◆ **Data supplied**:
- - - -

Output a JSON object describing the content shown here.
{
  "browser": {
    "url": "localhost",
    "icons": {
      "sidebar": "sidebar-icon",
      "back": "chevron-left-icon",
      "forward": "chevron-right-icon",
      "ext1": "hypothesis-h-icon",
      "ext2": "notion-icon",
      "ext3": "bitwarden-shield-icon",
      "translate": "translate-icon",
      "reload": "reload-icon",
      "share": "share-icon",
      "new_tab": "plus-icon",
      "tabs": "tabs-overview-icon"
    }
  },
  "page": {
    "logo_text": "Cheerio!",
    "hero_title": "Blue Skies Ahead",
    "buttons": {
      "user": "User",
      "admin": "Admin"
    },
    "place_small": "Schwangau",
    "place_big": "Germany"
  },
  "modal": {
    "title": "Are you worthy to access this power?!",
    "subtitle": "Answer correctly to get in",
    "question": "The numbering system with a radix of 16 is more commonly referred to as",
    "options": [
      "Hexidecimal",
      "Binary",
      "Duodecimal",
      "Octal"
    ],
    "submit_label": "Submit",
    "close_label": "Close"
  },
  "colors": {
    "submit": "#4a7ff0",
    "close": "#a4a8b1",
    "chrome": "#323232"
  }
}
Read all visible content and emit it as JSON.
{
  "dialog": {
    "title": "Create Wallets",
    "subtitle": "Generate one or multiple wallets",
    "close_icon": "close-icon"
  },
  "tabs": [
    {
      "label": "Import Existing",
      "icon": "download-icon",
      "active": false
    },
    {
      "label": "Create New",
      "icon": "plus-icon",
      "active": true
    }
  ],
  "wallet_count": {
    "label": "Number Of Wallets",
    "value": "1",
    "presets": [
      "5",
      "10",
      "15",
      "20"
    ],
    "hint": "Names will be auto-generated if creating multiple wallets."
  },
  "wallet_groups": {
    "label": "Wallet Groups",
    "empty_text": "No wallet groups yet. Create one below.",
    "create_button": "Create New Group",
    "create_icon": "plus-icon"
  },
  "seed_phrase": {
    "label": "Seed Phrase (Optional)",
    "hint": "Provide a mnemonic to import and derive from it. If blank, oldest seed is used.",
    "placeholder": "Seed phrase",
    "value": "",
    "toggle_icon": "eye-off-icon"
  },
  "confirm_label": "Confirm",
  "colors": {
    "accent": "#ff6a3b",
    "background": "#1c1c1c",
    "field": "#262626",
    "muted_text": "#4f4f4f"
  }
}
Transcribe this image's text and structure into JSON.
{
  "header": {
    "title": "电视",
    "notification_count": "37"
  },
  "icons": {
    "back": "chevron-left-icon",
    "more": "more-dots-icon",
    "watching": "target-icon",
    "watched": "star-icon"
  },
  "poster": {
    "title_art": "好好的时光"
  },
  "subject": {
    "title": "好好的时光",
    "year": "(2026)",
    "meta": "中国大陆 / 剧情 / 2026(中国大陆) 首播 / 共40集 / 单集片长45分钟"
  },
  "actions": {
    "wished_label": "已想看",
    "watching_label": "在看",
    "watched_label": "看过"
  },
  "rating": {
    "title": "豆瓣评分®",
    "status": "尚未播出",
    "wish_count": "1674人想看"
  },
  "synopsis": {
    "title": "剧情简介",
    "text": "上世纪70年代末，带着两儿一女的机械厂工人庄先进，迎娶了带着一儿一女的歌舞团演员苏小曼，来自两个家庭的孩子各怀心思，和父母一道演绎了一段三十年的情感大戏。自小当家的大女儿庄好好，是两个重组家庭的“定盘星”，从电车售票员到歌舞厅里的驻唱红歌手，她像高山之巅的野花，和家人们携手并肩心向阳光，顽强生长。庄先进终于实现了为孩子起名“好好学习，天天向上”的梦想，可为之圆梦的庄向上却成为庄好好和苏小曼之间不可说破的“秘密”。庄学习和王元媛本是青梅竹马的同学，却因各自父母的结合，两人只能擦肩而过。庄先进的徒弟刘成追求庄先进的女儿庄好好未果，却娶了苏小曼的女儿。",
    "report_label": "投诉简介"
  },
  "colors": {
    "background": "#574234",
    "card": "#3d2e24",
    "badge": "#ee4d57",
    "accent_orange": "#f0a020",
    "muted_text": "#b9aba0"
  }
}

- - - -

Select every line where the word "more" occurs.

◆ **Answer to the problem**:
    "question": "The numbering system with a radix of 16 is more commonly referred to as",
    "more": "more-dots-icon",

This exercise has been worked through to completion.